#### [Work to complete]
Look for the string "가목부터" in the lines and copy each line that has it.

Start Source material

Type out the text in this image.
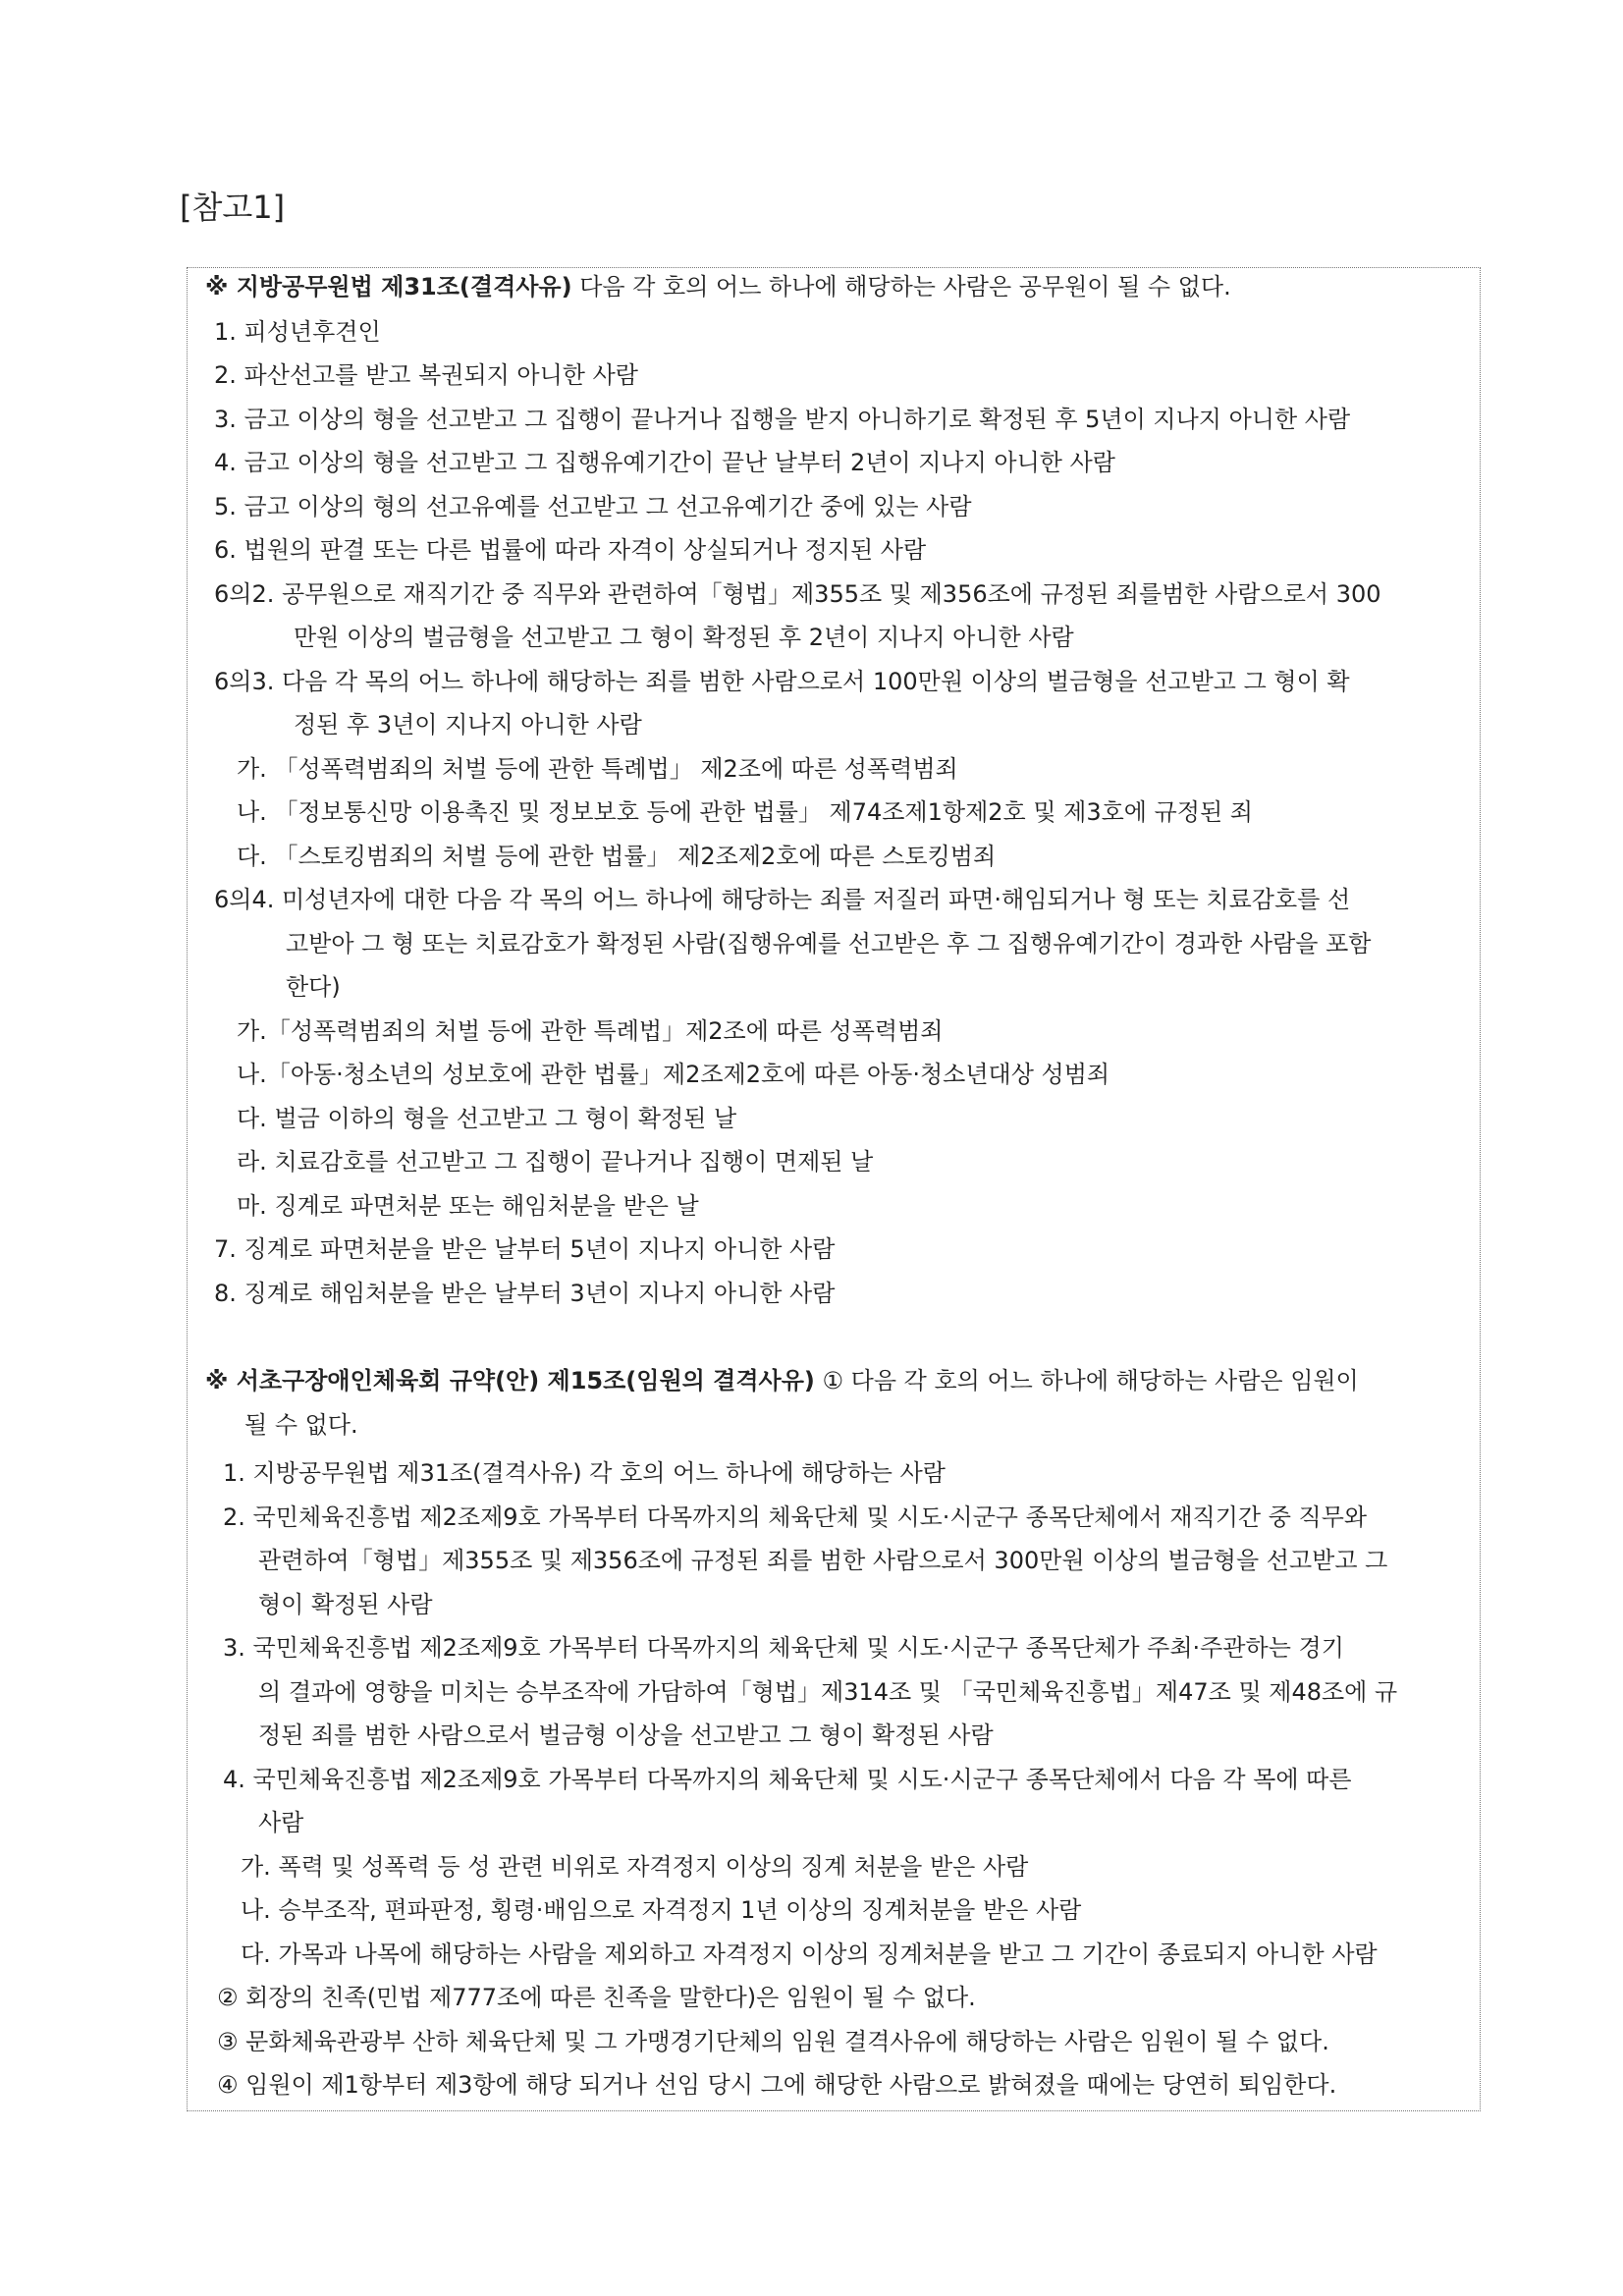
[참고1]
※ 지방공무원법 제31조(결격사유) 다음 각 호의 어느 하나에 해당하는 사람은 공무원이 될 수 없다.
1. 피성년후견인
2. 파산선고를 받고 복권되지 아니한 사람
3. 금고 이상의 형을 선고받고 그 집행이 끝나거나 집행을 받지 아니하기로 확정된 후 5년이 지나지 아니한 사람
4. 금고 이상의 형을 선고받고 그 집행유예기간이 끝난 날부터 2년이 지나지 아니한 사람
5. 금고 이상의 형의 선고유예를 선고받고 그 선고유예기간 중에 있는 사람
6. 법원의 판결 또는 다른 법률에 따라 자격이 상실되거나 정지된 사람
6의2. 공무원으로 재직기간 중 직무와 관련하여「형법」제355조 및 제356조에 규정된 죄를범한 사람으로서 300
만원 이상의 벌금형을 선고받고 그 형이 확정된 후 2년이 지나지 아니한 사람
6의3. 다음 각 목의 어느 하나에 해당하는 죄를 범한 사람으로서 100만원 이상의 벌금형을 선고받고 그 형이 확
정된 후 3년이 지나지 아니한 사람
가. 「성폭력범죄의 처벌 등에 관한 특례법」 제2조에 따른 성폭력범죄
나. 「정보통신망 이용촉진 및 정보보호 등에 관한 법률」 제74조제1항제2호 및 제3호에 규정된 죄
다. 「스토킹범죄의 처벌 등에 관한 법률」 제2조제2호에 따른 스토킹범죄
6의4. 미성년자에 대한 다음 각 목의 어느 하나에 해당하는 죄를 저질러 파면·해임되거나 형 또는 치료감호를 선
고받아 그 형 또는 치료감호가 확정된 사람(집행유예를 선고받은 후 그 집행유예기간이 경과한 사람을 포함
한다)
가.「성폭력범죄의 처벌 등에 관한 특례법」제2조에 따른 성폭력범죄
나.「아동·청소년의 성보호에 관한 법률」제2조제2호에 따른 아동·청소년대상 성범죄
다. 벌금 이하의 형을 선고받고 그 형이 확정된 날
라. 치료감호를 선고받고 그 집행이 끝나거나 집행이 면제된 날
마. 징계로 파면처분 또는 해임처분을 받은 날
7. 징계로 파면처분을 받은 날부터 5년이 지나지 아니한 사람
8. 징계로 해임처분을 받은 날부터 3년이 지나지 아니한 사람
※ 서초구장애인체육회 규약(안) 제15조(임원의 결격사유) ① 다음 각 호의 어느 하나에 해당하는 사람은 임원이
될 수 없다.
1. 지방공무원법 제31조(결격사유) 각 호의 어느 하나에 해당하는 사람
2. 국민체육진흥법 제2조제9호 가목부터 다목까지의 체육단체 및 시도·시군구 종목단체에서 재직기간 중 직무와
관련하여「형법」제355조 및 제356조에 규정된 죄를 범한 사람으로서 300만원 이상의 벌금형을 선고받고 그
형이 확정된 사람
3. 국민체육진흥법 제2조제9호 가목부터 다목까지의 체육단체 및 시도·시군구 종목단체가 주최·주관하는 경기
의 결과에 영향을 미치는 승부조작에 가담하여「형법」제314조 및 「국민체육진흥법」제47조 및 제48조에 규
정된 죄를 범한 사람으로서 벌금형 이상을 선고받고 그 형이 확정된 사람
4. 국민체육진흥법 제2조제9호 가목부터 다목까지의 체육단체 및 시도·시군구 종목단체에서 다음 각 목에 따른
사람
가. 폭력 및 성폭력 등 성 관련 비위로 자격정지 이상의 징계 처분을 받은 사람
나. 승부조작, 편파판정, 횡령·배임으로 자격정지 1년 이상의 징계처분을 받은 사람
다. 가목과 나목에 해당하는 사람을 제외하고 자격정지 이상의 징계처분을 받고 그 기간이 종료되지 아니한 사람
② 회장의 친족(민법 제777조에 따른 친족을 말한다)은 임원이 될 수 없다.
③ 문화체육관광부 산하 체육단체 및 그 가맹경기단체의 임원 결격사유에 해당하는 사람은 임원이 될 수 없다.
④ 임원이 제1항부터 제3항에 해당 되거나 선임 당시 그에 해당한 사람으로 밝혀졌을 때에는 당연히 퇴임한다.
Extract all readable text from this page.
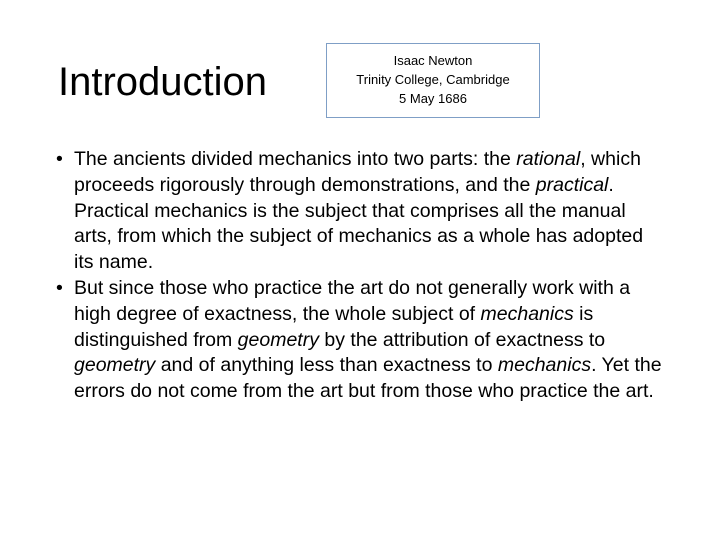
Introduction	Isaac Newton
Trinity College, Cambridge
5 May 1686
• The ancients divided mechanics into two parts: the rational, which proceeds rigorously through demonstrations, and the practical. Practical mechanics is the subject that comprises all the manual arts, from which the subject of mechanics as a whole has adopted its name.
• But since those who practice the art do not generally work with a high degree of exactness, the whole subject of mechanics is distinguished from geometry by the attribution of exactness to geometry and of anything less than exactness to mechanics. Yet the errors do not come from the art but from those who practice the art.
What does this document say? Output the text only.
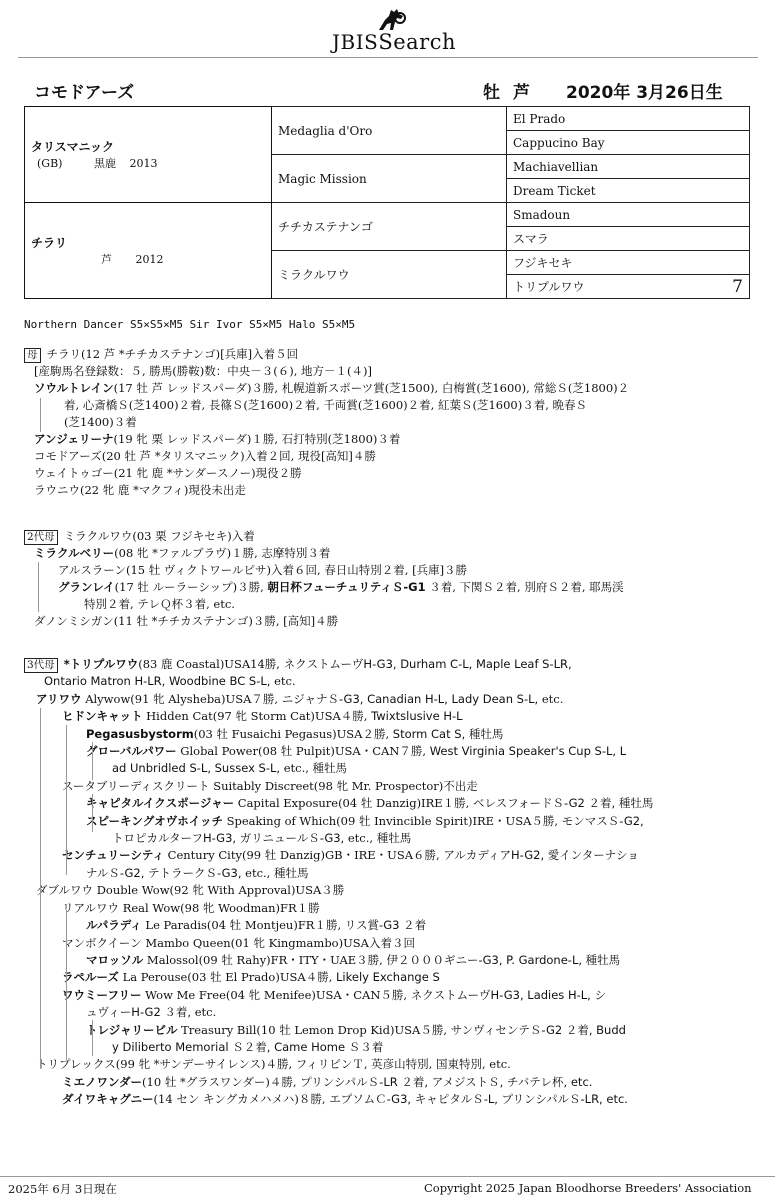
JBISSearch
コモドアーズ	牡 芦 2020年 3月26日生
タリスマニック
(GB) 黒鹿 2013	Medaglia d'Oro	El Prado
		Cappucino Bay
	Magic Mission	Machiavellian
		Dream Ticket

チラリ
芦 2012	チチカステナンゴ	Smadoun
		スマラ
	ミラクルワウ	フジキセキ
		トリプルワウ 7
Northern Dancer S5×S5×M5 Sir Ivor S5×M5 Halo S5×M5
母 チラリ(12 芦 *チチカステナンゴ)[兵庫]入着５回
[産駒馬名登録数：５, 勝馬(勝鞍)数：中央－３(６), 地方－１(４)]
ソウルトレイン(17 牡 芦 レッドスパーダ)３勝, 札幌道新スポーツ賞(芝1500), 白梅賞(芝1600), 常総Ｓ(芝1800)２
着, 心斎橋Ｓ(芝1400)２着, 長篠Ｓ(芝1600)２着, 千両賞(芝1600)２着, 紅葉Ｓ(芝1600)３着, 晩春Ｓ
(芝1400)３着
アンジェリーナ(19 牝 栗 レッドスパーダ)１勝, 石打特別(芝1800)３着
コモドアーズ(20 牡 芦 *タリスマニック)入着２回, 現役[高知]４勝
ウェイトゥゴー(21 牝 鹿 *サンダースノー)現役２勝
ラウニウ(22 牝 鹿 *マクフィ)現役未出走
2代母 ミラクルワウ(03 栗 フジキセキ)入着
ミラクルベリー(08 牝 *ファルブラヴ)１勝, 志摩特別３着
アルスラーン(15 牡 ヴィクトワールピサ)入着６回, 春日山特別２着, [兵庫]３勝
グランレイ(17 牡 ルーラーシップ)３勝, 朝日杯フューチュリティＳ-G1 ３着, 下関Ｓ２着, 別府Ｓ２着, 耶馬渓
特別２着, テレＱ杯３着, etc.
ダノンミシガン(11 牡 *チチカステナンゴ)３勝, [高知]４勝
3代母 *トリプルワウ(83 鹿 Coastal)USA14勝, ネクストムーヴH-G3, Durham C-L, Maple Leaf S-LR,
Ontario Matron H-LR, Woodbine BC S-L, etc.
アリワウ Alywow(91 牝 Alysheba)USA７勝, ニジャナＳ-G3, Canadian H-L, Lady Dean S-L, etc.
ヒドンキャット Hidden Cat(97 牝 Storm Cat)USA４勝, Twixtslusive H-L
Pegasusbystorm(03 牡 Fusaichi Pegasus)USA２勝, Storm Cat S, 種牡馬
グローバルパワー Global Power(08 牡 Pulpit)USA・CAN７勝, West Virginia Speaker's Cup S-L, L
ad Unbridled S-L, Sussex S-L, etc., 種牡馬
スータブリーディスクリート Suitably Discreet(98 牝 Mr. Prospector)不出走
キャピタルイクスポージャー Capital Exposure(04 牡 Danzig)IRE１勝, ベレスフォードＳ-G2 ２着, 種牡馬
スピーキングオヴホイッチ Speaking of Which(09 牡 Invincible Spirit)IRE・USA５勝, モンマスＳ-G2,
トロピカルターフH-G3, ガリニュールＳ-G3, etc., 種牡馬
センチュリーシティ Century City(99 牡 Danzig)GB・IRE・USA６勝, アルカディアH-G2, 愛インターナショ
ナルＳ-G2, テトラークＳ-G3, etc., 種牡馬
ダブルワウ Double Wow(92 牝 With Approval)USA３勝
リアルワウ Real Wow(98 牝 Woodman)FR１勝
ルパラディ Le Paradis(04 牡 Montjeu)FR１勝, リス賞-G3 ２着
マンボクイーン Mambo Queen(01 牝 Kingmambo)USA入着３回
マロッソル Malossol(09 牡 Rahy)FR・ITY・UAE３勝, 伊２０００ギニー-G3, P. Gardone-L, 種牡馬
ラペルーズ La Perouse(03 牡 El Prado)USA４勝, Likely Exchange S
ワウミーフリー Wow Me Free(04 牝 Menifee)USA・CAN５勝, ネクストムーヴH-G3, Ladies H-L, シ
ュヴィーH-G2 ３着, etc.
トレジャリービル Treasury Bill(10 牡 Lemon Drop Kid)USA５勝, サンヴィセンテＳ-G2 ２着, Budd
y Diliberto Memorial Ｓ２着, Came Home Ｓ３着
トリプレックス(99 牝 *サンデーサイレンス)４勝, フィリピンＴ, 英彦山特別, 国東特別, etc.
ミエノワンダー(10 牡 *グラスワンダー)４勝, プリンシパルＳ-LR ２着, アメジストＳ, チバテレ杯, etc.
ダイワキャグニー(14 セン キングカメハメハ)８勝, エプソムＣ-G3, キャピタルＳ-L, プリンシパルＳ-LR, etc.
2025年 6月 3日現在	Copyright 2025 Japan Bloodhorse Breeders' Association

End Source material

#### [Expected answer]
2. 국민체육진흥법 제2조제9호 가목부터 다목까지의 체육단체 및 시도·시군구 종목단체에서 재직기간 중 직무와
3. 국민체육진흥법 제2조제9호 가목부터 다목까지의 체육단체 및 시도·시군구 종목단체가 주최·주관하는 경기
4. 국민체육진흥법 제2조제9호 가목부터 다목까지의 체육단체 및 시도·시군구 종목단체에서 다음 각 목에 따른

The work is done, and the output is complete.